— start Material supplied —

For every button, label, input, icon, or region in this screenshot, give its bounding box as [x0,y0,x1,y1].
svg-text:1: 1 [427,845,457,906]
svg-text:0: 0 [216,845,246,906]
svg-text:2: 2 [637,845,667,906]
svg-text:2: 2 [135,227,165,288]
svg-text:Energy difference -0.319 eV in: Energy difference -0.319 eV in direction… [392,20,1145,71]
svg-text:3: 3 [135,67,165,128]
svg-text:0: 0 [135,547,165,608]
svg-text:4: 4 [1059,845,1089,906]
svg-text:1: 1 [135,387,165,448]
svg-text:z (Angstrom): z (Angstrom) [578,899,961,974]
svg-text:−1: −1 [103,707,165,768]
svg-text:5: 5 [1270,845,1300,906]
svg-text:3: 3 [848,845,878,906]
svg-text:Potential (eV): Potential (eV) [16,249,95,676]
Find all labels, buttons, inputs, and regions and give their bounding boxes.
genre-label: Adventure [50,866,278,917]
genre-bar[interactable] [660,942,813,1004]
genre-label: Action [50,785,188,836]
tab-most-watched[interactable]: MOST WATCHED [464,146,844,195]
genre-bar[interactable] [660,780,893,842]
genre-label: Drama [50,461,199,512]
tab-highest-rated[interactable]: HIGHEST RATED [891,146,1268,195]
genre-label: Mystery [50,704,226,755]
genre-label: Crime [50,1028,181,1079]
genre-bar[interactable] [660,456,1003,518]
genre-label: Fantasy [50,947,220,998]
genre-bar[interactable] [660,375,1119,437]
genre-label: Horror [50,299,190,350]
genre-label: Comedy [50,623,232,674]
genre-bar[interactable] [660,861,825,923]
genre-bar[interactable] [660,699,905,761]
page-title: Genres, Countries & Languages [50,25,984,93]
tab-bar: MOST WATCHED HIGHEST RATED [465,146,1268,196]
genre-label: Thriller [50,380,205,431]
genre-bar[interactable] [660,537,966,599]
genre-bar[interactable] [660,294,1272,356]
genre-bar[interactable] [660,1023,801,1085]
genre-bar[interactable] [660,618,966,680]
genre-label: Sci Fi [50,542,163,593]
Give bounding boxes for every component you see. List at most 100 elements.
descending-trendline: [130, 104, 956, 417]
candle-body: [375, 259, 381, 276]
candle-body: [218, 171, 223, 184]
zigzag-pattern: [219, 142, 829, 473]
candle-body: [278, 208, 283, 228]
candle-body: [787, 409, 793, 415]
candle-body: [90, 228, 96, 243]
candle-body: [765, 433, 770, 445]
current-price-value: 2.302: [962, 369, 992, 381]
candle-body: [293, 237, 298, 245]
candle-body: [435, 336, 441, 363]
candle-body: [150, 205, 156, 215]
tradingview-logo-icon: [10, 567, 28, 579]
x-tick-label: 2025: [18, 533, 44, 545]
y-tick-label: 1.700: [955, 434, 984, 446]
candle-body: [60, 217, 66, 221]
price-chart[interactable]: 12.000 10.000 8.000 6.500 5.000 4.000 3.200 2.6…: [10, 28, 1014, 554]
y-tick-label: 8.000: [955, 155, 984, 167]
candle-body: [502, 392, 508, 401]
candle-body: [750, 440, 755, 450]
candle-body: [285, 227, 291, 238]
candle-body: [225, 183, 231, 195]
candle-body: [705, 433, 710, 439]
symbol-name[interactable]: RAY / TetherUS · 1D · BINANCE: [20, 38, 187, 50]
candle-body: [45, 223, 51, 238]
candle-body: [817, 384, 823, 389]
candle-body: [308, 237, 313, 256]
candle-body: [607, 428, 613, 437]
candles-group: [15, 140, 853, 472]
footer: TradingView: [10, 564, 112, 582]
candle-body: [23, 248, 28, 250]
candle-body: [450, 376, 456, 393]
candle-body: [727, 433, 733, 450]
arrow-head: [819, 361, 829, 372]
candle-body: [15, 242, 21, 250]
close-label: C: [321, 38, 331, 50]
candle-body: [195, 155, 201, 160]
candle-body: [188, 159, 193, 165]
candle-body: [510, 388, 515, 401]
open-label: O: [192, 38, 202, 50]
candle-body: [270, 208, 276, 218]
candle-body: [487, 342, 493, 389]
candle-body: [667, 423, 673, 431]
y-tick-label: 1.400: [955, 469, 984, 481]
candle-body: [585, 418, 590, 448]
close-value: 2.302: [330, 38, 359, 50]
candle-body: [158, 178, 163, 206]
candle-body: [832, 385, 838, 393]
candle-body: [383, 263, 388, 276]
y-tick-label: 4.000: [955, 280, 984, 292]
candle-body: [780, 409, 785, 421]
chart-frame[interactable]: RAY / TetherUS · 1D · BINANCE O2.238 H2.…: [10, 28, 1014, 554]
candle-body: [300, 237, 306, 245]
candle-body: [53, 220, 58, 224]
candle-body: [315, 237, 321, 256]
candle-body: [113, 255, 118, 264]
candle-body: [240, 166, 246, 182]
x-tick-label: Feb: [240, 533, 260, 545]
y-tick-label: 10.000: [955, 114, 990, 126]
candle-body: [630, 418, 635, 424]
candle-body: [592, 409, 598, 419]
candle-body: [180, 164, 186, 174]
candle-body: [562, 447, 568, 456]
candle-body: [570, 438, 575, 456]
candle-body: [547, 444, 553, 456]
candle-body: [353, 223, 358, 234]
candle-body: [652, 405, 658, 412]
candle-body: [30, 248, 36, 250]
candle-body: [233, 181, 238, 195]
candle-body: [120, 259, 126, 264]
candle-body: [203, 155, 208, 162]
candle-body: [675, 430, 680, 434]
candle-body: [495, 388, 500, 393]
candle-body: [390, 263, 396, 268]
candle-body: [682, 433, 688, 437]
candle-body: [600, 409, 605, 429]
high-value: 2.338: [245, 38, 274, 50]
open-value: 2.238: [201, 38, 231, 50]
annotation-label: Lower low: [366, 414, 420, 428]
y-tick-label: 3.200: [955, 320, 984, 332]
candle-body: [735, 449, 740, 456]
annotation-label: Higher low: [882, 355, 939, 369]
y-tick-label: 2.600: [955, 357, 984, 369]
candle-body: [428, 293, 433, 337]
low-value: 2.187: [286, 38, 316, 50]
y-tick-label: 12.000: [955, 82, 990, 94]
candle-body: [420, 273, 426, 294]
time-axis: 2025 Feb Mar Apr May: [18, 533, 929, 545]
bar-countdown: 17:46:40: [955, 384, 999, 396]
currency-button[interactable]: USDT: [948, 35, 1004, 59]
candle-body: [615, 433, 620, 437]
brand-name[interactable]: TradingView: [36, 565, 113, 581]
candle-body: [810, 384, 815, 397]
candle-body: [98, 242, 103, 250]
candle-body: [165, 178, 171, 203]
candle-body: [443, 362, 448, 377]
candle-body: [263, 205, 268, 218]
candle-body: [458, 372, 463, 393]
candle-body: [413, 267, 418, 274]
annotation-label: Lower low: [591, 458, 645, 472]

— end Material supplied —

**Requirements**
Reproduce the rows from the first one through the line containing "genre-bar[interactable] [660,861,825,923]", with "Drama" changed to "Romance" and everything else left unchanged.

**The answer**
For every button, label, input, icon, or region in this screenshot, give its bounding box as [x0,y0,x1,y1].
svg-text:1: 1 [427,845,457,906]
svg-text:0: 0 [216,845,246,906]
svg-text:2: 2 [637,845,667,906]
svg-text:2: 2 [135,227,165,288]
svg-text:Energy difference -0.319 eV in: Energy difference -0.319 eV in direction… [392,20,1145,71]
svg-text:3: 3 [135,67,165,128]
svg-text:0: 0 [135,547,165,608]
svg-text:4: 4 [1059,845,1089,906]
svg-text:1: 1 [135,387,165,448]
svg-text:z (Angstrom): z (Angstrom) [578,899,961,974]
svg-text:−1: −1 [103,707,165,768]
svg-text:5: 5 [1270,845,1300,906]
svg-text:3: 3 [848,845,878,906]
svg-text:Potential (eV): Potential (eV) [16,249,95,676]
Find all labels, buttons, inputs, and regions and give their bounding boxes.
genre-label: Adventure [50,866,278,917]
genre-bar[interactable] [660,942,813,1004]
genre-label: Action [50,785,188,836]
tab-most-watched[interactable]: MOST WATCHED [464,146,844,195]
genre-bar[interactable] [660,780,893,842]
genre-label: Romance [50,461,199,512]
tab-highest-rated[interactable]: HIGHEST RATED [891,146,1268,195]
genre-label: Mystery [50,704,226,755]
genre-label: Crime [50,1028,181,1079]
genre-bar[interactable] [660,456,1003,518]
genre-label: Fantasy [50,947,220,998]
genre-bar[interactable] [660,375,1119,437]
genre-label: Horror [50,299,190,350]
genre-label: Comedy [50,623,232,674]
genre-bar[interactable] [660,861,825,923]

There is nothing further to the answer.